>> START Listing

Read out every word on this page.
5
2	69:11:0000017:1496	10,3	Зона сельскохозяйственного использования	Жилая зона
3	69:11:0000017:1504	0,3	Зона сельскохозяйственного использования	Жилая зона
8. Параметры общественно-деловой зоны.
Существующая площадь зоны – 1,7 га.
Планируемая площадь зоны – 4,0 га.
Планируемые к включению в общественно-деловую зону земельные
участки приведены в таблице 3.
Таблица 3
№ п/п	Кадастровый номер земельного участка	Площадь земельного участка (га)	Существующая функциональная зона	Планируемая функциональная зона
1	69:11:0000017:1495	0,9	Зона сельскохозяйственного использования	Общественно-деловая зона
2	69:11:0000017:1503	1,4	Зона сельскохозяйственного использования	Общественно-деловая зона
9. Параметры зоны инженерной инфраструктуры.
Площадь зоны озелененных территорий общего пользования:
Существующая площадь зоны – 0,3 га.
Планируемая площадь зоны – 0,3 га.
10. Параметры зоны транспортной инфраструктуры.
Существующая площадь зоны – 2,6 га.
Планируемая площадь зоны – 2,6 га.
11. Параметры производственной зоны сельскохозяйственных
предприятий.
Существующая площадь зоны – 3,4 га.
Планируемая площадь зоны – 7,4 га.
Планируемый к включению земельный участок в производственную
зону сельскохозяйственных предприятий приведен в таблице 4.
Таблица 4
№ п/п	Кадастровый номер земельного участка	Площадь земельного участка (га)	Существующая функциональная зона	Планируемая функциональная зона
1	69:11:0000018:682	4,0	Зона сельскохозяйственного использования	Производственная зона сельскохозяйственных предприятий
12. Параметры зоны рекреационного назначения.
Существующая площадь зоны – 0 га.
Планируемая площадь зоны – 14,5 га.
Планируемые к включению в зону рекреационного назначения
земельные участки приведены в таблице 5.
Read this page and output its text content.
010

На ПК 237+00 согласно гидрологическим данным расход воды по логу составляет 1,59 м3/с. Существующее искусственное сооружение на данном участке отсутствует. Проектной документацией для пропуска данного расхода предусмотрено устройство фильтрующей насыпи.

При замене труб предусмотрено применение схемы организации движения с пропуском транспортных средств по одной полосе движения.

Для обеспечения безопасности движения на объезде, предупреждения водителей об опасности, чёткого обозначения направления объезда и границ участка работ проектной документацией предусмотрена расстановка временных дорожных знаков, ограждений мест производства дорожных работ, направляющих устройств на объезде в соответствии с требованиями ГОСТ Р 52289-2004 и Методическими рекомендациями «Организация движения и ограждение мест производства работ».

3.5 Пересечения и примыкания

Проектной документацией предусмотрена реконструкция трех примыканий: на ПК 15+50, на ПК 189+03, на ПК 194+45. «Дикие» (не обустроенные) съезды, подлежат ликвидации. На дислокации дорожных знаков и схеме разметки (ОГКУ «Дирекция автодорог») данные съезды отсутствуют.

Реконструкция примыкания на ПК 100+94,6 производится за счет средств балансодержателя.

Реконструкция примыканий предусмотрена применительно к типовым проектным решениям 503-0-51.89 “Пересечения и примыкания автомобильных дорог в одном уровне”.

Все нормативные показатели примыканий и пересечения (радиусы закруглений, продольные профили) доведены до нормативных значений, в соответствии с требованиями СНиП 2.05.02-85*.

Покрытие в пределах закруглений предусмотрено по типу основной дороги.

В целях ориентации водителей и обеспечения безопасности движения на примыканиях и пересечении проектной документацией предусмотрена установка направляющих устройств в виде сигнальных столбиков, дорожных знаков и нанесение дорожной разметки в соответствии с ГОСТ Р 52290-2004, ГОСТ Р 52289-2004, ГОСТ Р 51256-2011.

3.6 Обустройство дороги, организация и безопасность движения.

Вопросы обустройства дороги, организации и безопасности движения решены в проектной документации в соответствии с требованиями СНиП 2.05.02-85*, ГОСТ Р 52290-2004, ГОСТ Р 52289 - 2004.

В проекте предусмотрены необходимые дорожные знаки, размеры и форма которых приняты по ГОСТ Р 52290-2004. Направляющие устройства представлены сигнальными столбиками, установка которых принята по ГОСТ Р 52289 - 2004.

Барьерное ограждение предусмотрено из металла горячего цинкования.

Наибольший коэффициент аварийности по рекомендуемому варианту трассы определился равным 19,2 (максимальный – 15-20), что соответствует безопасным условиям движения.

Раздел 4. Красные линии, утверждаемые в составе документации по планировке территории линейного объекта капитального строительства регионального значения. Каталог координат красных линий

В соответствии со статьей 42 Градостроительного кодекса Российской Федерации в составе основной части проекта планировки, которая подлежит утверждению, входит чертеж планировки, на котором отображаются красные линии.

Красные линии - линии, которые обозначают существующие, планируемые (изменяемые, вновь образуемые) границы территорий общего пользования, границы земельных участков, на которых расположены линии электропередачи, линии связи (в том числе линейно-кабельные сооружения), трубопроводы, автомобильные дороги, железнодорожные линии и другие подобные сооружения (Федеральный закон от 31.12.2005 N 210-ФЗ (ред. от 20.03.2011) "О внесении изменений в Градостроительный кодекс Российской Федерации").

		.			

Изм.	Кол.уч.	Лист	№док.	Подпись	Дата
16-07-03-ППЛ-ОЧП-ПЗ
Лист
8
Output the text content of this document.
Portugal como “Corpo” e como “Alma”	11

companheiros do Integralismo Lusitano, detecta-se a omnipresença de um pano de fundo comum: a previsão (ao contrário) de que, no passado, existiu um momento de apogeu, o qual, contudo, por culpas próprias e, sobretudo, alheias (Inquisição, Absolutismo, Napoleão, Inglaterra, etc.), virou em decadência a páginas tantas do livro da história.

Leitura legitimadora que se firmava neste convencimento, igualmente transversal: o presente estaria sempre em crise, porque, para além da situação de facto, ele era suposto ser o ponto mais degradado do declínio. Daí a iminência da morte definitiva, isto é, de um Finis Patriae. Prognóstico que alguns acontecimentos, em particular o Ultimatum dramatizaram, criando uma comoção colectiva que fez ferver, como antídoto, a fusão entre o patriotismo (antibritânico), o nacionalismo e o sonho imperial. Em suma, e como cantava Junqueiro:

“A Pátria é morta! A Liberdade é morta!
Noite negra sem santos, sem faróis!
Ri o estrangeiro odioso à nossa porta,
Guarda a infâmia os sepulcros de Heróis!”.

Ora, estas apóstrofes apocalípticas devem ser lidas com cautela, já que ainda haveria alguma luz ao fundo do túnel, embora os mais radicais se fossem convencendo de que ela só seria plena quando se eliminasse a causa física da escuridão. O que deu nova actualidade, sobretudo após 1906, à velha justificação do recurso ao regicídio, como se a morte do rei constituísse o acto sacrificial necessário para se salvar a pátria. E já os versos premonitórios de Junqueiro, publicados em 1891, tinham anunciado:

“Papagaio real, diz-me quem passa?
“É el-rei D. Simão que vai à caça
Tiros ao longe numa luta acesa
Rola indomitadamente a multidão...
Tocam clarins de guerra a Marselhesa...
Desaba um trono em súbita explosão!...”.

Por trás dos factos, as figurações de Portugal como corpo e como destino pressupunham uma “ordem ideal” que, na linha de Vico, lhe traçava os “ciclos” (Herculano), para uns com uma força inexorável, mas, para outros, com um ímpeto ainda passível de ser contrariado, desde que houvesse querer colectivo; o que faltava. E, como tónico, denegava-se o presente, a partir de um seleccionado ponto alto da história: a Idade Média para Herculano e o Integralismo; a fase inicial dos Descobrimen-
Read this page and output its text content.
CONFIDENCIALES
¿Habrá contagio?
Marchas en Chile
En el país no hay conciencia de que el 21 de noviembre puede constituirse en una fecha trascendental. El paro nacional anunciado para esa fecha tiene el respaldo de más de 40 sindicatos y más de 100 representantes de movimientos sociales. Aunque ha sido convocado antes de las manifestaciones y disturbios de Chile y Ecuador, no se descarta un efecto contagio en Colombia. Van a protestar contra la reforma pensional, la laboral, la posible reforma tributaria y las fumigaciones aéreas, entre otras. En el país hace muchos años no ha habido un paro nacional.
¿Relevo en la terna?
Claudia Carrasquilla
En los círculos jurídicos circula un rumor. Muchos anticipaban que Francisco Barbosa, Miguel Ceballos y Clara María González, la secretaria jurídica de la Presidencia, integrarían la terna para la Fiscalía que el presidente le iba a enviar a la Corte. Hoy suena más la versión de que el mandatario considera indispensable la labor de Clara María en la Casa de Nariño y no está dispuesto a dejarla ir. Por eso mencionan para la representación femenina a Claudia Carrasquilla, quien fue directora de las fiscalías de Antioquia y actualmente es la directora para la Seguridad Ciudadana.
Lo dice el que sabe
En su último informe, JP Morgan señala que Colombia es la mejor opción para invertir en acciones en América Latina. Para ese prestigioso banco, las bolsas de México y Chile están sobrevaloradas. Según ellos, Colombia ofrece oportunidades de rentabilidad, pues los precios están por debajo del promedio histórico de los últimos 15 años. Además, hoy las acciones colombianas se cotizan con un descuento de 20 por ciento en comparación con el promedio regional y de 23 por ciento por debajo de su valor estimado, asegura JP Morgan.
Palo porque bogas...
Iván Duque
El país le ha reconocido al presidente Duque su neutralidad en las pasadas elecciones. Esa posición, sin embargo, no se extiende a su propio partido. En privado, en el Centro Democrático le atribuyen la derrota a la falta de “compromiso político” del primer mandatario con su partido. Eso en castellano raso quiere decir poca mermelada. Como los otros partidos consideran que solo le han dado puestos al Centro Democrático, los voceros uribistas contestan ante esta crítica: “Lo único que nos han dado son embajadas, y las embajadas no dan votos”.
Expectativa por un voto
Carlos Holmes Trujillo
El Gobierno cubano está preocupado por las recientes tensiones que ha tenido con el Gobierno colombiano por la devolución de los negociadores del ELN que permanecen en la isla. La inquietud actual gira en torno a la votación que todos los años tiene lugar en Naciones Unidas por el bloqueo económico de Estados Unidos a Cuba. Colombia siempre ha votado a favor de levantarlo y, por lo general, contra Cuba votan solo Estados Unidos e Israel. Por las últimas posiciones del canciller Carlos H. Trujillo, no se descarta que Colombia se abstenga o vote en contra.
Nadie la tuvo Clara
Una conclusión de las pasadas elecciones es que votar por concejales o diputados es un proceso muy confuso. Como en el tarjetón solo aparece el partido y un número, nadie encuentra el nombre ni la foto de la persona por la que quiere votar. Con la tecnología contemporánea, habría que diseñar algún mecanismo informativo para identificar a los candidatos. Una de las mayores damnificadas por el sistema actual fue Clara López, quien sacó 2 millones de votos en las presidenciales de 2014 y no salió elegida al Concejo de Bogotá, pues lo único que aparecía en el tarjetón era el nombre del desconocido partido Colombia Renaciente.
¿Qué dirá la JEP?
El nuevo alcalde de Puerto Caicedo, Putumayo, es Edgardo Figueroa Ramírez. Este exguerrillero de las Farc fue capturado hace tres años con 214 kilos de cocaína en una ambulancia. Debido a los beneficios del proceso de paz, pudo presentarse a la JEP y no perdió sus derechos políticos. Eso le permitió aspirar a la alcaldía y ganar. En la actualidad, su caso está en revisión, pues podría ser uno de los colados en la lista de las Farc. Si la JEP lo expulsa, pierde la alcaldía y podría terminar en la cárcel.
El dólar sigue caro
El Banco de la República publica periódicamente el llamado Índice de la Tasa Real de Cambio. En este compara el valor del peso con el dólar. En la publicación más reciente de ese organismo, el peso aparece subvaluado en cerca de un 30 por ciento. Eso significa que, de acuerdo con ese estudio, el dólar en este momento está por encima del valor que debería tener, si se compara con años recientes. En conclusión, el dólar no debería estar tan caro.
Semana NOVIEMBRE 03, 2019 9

>> END Listing

| Stated goal |
In the listing above, find each line with the word "предусмотрено" and copy it.

| Problem solution |
На ПК 237+00 согласно гидрологическим данным расход воды по логу составляет 1,59 м3/с. Существующее искусственное сооружение на данном участке отсутствует. Проектной документацией для пропуска данного расхода предусмотрено устройство фильтрующей насыпи.
При замене труб предусмотрено применение схемы организации движения с пропуском транспортных средств по одной полосе движения.
Покрытие в пределах закруглений предусмотрено по типу основной дороги.
Барьерное ограждение предусмотрено из металла горячего цинкования.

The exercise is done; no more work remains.